* **WORK TO BE COMPLETED**:
Restate every line of the material, word for word.

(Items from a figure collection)
"""

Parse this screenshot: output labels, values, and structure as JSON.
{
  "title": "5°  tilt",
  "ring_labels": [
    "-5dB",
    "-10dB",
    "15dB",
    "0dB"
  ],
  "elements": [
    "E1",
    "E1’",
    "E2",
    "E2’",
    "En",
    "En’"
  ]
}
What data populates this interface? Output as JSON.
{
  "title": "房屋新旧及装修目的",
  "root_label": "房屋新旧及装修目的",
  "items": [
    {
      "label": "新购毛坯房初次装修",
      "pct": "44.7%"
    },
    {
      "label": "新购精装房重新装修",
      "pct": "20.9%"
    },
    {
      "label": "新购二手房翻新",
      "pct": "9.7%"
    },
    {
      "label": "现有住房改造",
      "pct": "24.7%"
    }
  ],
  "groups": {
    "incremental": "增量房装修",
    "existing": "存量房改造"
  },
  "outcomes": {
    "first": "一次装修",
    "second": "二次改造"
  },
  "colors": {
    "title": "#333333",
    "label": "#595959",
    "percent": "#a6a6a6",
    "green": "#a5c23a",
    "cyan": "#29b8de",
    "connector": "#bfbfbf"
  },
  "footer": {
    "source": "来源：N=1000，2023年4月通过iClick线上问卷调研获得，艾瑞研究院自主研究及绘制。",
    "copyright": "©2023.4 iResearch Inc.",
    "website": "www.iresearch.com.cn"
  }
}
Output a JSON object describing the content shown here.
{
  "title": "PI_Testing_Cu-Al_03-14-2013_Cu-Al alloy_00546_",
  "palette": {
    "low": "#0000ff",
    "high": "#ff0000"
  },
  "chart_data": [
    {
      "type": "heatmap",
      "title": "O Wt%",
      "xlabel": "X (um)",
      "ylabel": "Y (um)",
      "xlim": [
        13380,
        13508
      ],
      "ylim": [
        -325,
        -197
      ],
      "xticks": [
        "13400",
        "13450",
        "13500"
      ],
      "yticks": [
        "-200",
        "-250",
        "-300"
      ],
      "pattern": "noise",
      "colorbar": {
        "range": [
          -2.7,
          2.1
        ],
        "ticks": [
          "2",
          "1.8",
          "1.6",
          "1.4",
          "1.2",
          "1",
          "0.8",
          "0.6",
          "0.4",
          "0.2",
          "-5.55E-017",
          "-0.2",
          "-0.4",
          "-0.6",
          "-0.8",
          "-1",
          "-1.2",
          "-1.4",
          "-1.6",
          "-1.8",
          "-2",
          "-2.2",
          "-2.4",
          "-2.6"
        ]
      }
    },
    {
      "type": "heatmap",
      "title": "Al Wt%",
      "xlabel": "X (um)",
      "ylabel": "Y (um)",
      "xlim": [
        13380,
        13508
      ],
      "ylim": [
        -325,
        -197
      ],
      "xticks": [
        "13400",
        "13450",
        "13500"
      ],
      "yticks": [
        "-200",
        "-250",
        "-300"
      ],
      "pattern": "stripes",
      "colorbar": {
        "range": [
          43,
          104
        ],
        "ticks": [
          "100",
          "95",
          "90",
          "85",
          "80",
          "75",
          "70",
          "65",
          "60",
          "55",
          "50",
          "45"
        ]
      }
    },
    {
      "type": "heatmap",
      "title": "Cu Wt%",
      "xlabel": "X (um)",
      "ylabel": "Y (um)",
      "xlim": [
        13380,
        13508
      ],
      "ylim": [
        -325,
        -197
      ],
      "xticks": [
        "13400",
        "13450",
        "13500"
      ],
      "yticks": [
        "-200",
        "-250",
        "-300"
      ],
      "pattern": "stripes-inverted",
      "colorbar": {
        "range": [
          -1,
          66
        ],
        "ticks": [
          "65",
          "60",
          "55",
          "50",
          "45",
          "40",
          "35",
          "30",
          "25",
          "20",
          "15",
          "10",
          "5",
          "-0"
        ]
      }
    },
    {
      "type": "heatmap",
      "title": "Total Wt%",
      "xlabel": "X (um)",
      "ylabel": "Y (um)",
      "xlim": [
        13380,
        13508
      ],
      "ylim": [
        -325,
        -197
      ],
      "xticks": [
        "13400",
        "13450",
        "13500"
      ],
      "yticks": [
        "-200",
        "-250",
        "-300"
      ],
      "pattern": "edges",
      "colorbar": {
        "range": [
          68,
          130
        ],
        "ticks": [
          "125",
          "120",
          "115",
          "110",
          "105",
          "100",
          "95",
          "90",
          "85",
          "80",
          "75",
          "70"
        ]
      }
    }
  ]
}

"""

* **THE OUTPUT**:
Parse this screenshot: output labels, values, and structure as JSON.
{
  "title": "5°  tilt",
  "ring_labels": [
    "-5dB",
    "-10dB",
    "15dB",
    "0dB"
  ],
  "elements": [
    "E1",
    "E1’",
    "E2",
    "E2’",
    "En",
    "En’"
  ]
}
What data populates this interface? Output as JSON.
{
  "title": "房屋新旧及装修目的",
  "root_label": "房屋新旧及装修目的",
  "items": [
    {
      "label": "新购毛坯房初次装修",
      "pct": "44.7%"
    },
    {
      "label": "新购精装房重新装修",
      "pct": "20.9%"
    },
    {
      "label": "新购二手房翻新",
      "pct": "9.7%"
    },
    {
      "label": "现有住房改造",
      "pct": "24.7%"
    }
  ],
  "groups": {
    "incremental": "增量房装修",
    "existing": "存量房改造"
  },
  "outcomes": {
    "first": "一次装修",
    "second": "二次改造"
  },
  "colors": {
    "title": "#333333",
    "label": "#595959",
    "percent": "#a6a6a6",
    "green": "#a5c23a",
    "cyan": "#29b8de",
    "connector": "#bfbfbf"
  },
  "footer": {
    "source": "来源：N=1000，2023年4月通过iClick线上问卷调研获得，艾瑞研究院自主研究及绘制。",
    "copyright": "©2023.4 iResearch Inc.",
    "website": "www.iresearch.com.cn"
  }
}
Output a JSON object describing the content shown here.
{
  "title": "PI_Testing_Cu-Al_03-14-2013_Cu-Al alloy_00546_",
  "palette": {
    "low": "#0000ff",
    "high": "#ff0000"
  },
  "chart_data": [
    {
      "type": "heatmap",
      "title": "O Wt%",
      "xlabel": "X (um)",
      "ylabel": "Y (um)",
      "xlim": [
        13380,
        13508
      ],
      "ylim": [
        -325,
        -197
      ],
      "xticks": [
        "13400",
        "13450",
        "13500"
      ],
      "yticks": [
        "-200",
        "-250",
        "-300"
      ],
      "pattern": "noise",
      "colorbar": {
        "range": [
          -2.7,
          2.1
        ],
        "ticks": [
          "2",
          "1.8",
          "1.6",
          "1.4",
          "1.2",
          "1",
          "0.8",
          "0.6",
          "0.4",
          "0.2",
          "-5.55E-017",
          "-0.2",
          "-0.4",
          "-0.6",
          "-0.8",
          "-1",
          "-1.2",
          "-1.4",
          "-1.6",
          "-1.8",
          "-2",
          "-2.2",
          "-2.4",
          "-2.6"
        ]
      }
    },
    {
      "type": "heatmap",
      "title": "Al Wt%",
      "xlabel": "X (um)",
      "ylabel": "Y (um)",
      "xlim": [
        13380,
        13508
      ],
      "ylim": [
        -325,
        -197
      ],
      "xticks": [
        "13400",
        "13450",
        "13500"
      ],
      "yticks": [
        "-200",
        "-250",
        "-300"
      ],
      "pattern": "stripes",
      "colorbar": {
        "range": [
          43,
          104
        ],
        "ticks": [
          "100",
          "95",
          "90",
          "85",
          "80",
          "75",
          "70",
          "65",
          "60",
          "55",
          "50",
          "45"
        ]
      }
    },
    {
      "type": "heatmap",
      "title": "Cu Wt%",
      "xlabel": "X (um)",
      "ylabel": "Y (um)",
      "xlim": [
        13380,
        13508
      ],
      "ylim": [
        -325,
        -197
      ],
      "xticks": [
        "13400",
        "13450",
        "13500"
      ],
      "yticks": [
        "-200",
        "-250",
        "-300"
      ],
      "pattern": "stripes-inverted",
      "colorbar": {
        "range": [
          -1,
          66
        ],
        "ticks": [
          "65",
          "60",
          "55",
          "50",
          "45",
          "40",
          "35",
          "30",
          "25",
          "20",
          "15",
          "10",
          "5",
          "-0"
        ]
      }
    },
    {
      "type": "heatmap",
      "title": "Total Wt%",
      "xlabel": "X (um)",
      "ylabel": "Y (um)",
      "xlim": [
        13380,
        13508
      ],
      "ylim": [
        -325,
        -197
      ],
      "xticks": [
        "13400",
        "13450",
        "13500"
      ],
      "yticks": [
        "-200",
        "-250",
        "-300"
      ],
      "pattern": "edges",
      "colorbar": {
        "range": [
          68,
          130
        ],
        "ticks": [
          "125",
          "120",
          "115",
          "110",
          "105",
          "100",
          "95",
          "90",
          "85",
          "80",
          "75",
          "70"
        ]
      }
    }
  ]
}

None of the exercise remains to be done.